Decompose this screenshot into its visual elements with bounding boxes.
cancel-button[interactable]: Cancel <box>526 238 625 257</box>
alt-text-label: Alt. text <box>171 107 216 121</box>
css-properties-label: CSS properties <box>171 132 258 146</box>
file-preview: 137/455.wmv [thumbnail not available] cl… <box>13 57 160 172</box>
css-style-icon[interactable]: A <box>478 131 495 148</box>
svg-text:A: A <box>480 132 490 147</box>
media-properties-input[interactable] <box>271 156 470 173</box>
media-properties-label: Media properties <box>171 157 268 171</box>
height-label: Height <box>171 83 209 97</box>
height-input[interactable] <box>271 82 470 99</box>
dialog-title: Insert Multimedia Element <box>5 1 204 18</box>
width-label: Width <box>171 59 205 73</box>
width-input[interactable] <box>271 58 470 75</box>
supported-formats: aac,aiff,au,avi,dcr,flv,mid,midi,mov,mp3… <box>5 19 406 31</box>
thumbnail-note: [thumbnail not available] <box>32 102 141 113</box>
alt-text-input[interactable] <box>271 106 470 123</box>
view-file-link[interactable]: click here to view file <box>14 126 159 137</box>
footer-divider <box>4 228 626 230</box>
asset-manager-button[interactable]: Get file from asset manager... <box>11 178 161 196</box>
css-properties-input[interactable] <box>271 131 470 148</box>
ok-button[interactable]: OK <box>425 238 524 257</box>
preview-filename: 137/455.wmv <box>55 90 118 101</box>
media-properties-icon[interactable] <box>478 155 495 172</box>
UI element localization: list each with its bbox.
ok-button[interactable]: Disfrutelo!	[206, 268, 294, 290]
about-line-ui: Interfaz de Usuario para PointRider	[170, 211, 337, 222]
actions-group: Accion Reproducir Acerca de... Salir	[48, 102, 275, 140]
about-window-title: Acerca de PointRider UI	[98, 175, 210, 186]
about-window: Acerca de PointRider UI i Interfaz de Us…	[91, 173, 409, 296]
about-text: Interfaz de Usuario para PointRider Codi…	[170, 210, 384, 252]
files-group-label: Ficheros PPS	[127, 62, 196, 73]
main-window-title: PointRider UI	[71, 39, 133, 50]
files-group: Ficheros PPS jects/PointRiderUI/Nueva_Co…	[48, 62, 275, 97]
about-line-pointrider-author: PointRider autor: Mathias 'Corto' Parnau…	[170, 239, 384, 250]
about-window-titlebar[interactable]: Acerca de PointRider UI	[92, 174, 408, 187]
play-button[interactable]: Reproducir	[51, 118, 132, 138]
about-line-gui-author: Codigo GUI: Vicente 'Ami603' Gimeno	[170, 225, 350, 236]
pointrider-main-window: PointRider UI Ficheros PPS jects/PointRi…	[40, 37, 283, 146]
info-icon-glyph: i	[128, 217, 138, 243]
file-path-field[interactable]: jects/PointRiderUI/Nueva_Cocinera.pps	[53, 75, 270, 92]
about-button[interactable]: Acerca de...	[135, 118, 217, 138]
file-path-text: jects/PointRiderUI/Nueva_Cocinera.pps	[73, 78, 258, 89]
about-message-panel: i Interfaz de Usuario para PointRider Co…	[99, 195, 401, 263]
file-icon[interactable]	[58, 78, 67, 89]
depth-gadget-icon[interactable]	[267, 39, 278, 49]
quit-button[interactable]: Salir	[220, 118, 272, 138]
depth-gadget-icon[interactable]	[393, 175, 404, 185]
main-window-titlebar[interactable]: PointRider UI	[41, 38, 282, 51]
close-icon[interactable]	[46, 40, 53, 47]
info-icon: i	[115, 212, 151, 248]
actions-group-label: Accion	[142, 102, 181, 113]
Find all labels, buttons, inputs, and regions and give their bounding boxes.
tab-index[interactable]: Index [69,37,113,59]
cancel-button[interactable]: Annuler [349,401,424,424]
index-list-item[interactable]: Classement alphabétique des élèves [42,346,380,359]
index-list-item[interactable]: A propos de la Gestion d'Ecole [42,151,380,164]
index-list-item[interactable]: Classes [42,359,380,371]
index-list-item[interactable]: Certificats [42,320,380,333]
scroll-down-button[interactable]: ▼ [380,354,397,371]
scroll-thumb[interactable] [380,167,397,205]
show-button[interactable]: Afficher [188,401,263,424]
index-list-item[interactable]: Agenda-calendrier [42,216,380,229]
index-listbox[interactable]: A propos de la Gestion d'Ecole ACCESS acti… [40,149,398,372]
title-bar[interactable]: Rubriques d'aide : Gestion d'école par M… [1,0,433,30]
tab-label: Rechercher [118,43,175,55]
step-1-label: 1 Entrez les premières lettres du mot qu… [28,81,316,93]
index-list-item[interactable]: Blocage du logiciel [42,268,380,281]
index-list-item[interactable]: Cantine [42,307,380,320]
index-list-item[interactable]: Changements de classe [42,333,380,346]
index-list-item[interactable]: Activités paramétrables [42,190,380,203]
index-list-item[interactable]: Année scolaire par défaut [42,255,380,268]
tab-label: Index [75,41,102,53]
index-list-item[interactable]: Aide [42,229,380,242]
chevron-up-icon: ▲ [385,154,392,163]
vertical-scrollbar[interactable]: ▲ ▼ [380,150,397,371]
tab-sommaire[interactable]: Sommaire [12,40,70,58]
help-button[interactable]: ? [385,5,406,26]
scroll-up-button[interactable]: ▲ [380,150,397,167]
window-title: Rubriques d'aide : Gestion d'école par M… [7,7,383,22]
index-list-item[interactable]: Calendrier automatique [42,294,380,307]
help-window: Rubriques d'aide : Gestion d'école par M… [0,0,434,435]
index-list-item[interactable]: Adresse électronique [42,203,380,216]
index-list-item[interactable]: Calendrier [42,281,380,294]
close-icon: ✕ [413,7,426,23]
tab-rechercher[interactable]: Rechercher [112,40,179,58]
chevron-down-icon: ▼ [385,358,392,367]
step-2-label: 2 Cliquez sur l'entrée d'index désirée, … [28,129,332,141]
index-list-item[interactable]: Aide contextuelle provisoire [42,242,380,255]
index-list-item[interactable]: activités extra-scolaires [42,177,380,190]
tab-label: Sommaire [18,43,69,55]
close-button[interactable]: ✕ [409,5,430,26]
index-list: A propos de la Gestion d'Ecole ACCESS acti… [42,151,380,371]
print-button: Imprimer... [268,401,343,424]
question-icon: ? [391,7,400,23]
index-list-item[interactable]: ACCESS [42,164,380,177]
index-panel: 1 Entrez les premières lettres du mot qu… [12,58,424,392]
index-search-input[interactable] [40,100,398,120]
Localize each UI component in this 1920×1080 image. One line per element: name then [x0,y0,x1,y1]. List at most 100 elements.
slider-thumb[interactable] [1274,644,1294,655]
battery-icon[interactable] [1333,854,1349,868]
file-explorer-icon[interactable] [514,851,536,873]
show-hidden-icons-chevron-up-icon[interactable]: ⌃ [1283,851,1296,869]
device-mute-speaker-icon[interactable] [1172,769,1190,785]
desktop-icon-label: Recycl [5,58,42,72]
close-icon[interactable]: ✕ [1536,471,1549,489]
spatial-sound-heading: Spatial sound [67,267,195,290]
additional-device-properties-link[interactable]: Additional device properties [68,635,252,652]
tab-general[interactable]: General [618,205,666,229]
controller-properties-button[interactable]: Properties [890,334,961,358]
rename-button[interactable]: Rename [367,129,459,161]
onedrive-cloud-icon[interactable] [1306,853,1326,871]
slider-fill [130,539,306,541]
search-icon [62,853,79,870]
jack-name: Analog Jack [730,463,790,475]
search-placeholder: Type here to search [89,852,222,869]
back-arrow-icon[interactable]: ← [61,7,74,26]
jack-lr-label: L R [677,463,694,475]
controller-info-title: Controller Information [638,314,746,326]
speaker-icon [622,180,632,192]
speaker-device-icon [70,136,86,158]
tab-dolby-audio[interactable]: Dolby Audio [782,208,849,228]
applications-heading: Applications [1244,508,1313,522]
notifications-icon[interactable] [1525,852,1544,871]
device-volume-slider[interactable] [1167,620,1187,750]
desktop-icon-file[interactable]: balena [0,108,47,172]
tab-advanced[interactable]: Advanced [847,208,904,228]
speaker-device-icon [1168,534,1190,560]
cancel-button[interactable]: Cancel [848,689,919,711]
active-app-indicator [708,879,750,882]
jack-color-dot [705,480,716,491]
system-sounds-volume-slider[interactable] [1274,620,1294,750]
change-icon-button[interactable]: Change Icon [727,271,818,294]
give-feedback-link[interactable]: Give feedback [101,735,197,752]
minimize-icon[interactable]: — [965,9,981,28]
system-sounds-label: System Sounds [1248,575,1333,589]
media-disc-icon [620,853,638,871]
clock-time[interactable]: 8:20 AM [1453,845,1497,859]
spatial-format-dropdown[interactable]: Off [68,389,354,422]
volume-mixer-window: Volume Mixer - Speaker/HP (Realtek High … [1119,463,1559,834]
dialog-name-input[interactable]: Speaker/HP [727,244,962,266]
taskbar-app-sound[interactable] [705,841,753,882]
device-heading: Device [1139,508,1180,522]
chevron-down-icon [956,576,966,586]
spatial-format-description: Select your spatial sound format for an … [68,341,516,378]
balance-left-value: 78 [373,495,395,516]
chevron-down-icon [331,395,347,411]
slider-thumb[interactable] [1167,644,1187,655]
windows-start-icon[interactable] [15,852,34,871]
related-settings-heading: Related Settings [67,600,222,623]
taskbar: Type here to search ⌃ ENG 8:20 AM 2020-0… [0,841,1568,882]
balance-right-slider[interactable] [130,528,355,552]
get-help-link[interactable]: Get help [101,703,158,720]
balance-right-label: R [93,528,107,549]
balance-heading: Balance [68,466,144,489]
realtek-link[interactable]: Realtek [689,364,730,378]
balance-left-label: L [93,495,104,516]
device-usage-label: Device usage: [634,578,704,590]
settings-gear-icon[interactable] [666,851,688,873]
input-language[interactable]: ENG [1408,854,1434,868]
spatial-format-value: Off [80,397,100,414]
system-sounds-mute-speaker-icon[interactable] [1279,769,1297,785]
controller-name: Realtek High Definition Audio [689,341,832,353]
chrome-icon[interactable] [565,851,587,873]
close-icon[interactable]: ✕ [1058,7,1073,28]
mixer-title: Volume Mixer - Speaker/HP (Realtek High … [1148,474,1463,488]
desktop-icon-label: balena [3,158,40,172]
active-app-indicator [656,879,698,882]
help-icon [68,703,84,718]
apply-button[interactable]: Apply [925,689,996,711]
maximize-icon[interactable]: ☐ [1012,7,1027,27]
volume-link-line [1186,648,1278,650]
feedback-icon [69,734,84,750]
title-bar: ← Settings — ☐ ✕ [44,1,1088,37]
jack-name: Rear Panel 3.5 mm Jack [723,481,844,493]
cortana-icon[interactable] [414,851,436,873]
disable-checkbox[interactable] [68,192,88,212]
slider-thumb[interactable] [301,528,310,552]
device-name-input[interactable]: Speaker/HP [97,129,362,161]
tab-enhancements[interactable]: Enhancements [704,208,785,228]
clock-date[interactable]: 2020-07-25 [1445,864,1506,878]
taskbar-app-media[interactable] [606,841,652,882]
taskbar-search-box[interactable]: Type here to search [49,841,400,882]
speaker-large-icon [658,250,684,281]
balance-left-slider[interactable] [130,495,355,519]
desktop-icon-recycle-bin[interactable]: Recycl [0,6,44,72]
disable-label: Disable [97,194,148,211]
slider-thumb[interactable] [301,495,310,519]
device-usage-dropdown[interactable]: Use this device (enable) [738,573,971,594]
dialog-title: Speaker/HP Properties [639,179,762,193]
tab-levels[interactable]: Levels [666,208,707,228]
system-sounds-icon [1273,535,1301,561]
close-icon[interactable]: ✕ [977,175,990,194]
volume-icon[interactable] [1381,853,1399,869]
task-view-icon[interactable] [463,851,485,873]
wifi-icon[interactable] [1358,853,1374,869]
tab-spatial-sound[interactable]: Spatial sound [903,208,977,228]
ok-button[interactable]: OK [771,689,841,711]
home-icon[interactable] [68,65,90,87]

※

- Wat te doen -
Herhaal woord voor woord de regels vanaf het begin van de items tot en met de regel met "about-text: Interfaz de".

- Uitwerking opdracht -
Decompose this screenshot into its visual elements with bounding boxes.
cancel-button[interactable]: Cancel <box>526 238 625 257</box>
alt-text-label: Alt. text <box>171 107 216 121</box>
css-properties-label: CSS properties <box>171 132 258 146</box>
file-preview: 137/455.wmv [thumbnail not available] cl… <box>13 57 160 172</box>
css-style-icon[interactable]: A <box>478 131 495 148</box>
svg-text:A: A <box>480 132 490 147</box>
media-properties-input[interactable] <box>271 156 470 173</box>
media-properties-label: Media properties <box>171 157 268 171</box>
height-label: Height <box>171 83 209 97</box>
height-input[interactable] <box>271 82 470 99</box>
dialog-title: Insert Multimedia Element <box>5 1 204 18</box>
width-label: Width <box>171 59 205 73</box>
width-input[interactable] <box>271 58 470 75</box>
supported-formats: aac,aiff,au,avi,dcr,flv,mid,midi,mov,mp3… <box>5 19 406 31</box>
thumbnail-note: [thumbnail not available] <box>32 102 141 113</box>
alt-text-input[interactable] <box>271 106 470 123</box>
view-file-link[interactable]: click here to view file <box>14 126 159 137</box>
footer-divider <box>4 228 626 230</box>
asset-manager-button[interactable]: Get file from asset manager... <box>11 178 161 196</box>
css-properties-input[interactable] <box>271 131 470 148</box>
ok-button[interactable]: OK <box>425 238 524 257</box>
preview-filename: 137/455.wmv <box>55 90 118 101</box>
media-properties-icon[interactable] <box>478 155 495 172</box>
UI element localization: list each with its bbox.
ok-button[interactable]: Disfrutelo!	[206, 268, 294, 290]
about-line-ui: Interfaz de Usuario para PointRider	[170, 211, 337, 222]
actions-group: Accion Reproducir Acerca de... Salir	[48, 102, 275, 140]
about-window-title: Acerca de PointRider UI	[98, 175, 210, 186]
about-window: Acerca de PointRider UI i Interfaz de Us…	[91, 173, 409, 296]
about-text: Interfaz de Usuario para PointRider Codi…	[170, 210, 384, 252]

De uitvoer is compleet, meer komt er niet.